EXERCISE DESCRIPTION: Gather up every line from the entries below that uses the word "Lord".

-- start --

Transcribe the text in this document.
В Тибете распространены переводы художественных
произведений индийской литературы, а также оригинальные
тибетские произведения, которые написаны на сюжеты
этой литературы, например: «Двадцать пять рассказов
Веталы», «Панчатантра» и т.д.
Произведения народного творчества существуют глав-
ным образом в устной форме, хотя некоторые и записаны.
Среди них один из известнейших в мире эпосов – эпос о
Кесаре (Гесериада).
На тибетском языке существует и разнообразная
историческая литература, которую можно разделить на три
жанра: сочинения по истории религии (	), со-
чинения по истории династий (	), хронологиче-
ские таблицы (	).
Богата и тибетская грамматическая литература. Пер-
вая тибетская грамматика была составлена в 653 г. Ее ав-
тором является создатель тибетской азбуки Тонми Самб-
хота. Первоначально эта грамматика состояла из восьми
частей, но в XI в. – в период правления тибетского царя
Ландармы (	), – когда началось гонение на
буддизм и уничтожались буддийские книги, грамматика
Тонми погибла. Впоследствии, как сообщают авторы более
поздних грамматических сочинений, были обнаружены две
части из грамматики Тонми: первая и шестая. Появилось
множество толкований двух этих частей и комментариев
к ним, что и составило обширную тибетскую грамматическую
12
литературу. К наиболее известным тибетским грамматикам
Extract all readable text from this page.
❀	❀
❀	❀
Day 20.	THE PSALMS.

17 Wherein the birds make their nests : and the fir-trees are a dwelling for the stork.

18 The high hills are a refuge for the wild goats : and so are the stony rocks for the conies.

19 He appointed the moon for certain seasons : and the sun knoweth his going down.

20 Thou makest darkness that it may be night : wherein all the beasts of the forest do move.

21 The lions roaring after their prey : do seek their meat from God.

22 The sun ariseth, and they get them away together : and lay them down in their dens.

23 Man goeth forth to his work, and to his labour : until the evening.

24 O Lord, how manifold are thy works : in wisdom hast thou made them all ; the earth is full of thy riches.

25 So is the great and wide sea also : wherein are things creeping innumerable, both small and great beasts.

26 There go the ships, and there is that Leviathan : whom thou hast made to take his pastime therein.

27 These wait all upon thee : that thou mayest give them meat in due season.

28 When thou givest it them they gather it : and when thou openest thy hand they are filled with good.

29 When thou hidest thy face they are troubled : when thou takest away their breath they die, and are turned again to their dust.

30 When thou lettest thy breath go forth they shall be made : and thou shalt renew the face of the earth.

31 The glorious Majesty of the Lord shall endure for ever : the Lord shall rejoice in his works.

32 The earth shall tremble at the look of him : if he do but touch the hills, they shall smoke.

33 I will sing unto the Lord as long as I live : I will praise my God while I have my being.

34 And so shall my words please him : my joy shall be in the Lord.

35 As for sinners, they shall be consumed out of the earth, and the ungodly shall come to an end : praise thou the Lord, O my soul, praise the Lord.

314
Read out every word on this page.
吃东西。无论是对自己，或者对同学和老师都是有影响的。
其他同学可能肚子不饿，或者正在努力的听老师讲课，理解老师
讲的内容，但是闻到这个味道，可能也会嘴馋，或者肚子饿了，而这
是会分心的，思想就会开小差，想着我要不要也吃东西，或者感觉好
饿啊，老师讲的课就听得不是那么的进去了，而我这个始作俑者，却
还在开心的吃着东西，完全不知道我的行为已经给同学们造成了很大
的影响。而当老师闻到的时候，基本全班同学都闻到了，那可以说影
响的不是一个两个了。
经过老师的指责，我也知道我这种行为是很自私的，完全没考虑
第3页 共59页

-- end --

COMPLETED EXERCISE:
24 O Lord, how manifold are thy works : in wisdom hast thou made them all ; the earth is full of thy riches.
31 The glorious Majesty of the Lord shall endure for ever : the Lord shall rejoice in his works.
33 I will sing unto the Lord as long as I live : I will praise my God while I have my being.
34 And so shall my words please him : my joy shall be in the Lord.
35 As for sinners, they shall be consumed out of the earth, and the ungodly shall come to an end : praise thou the Lord, O my soul, praise the Lord.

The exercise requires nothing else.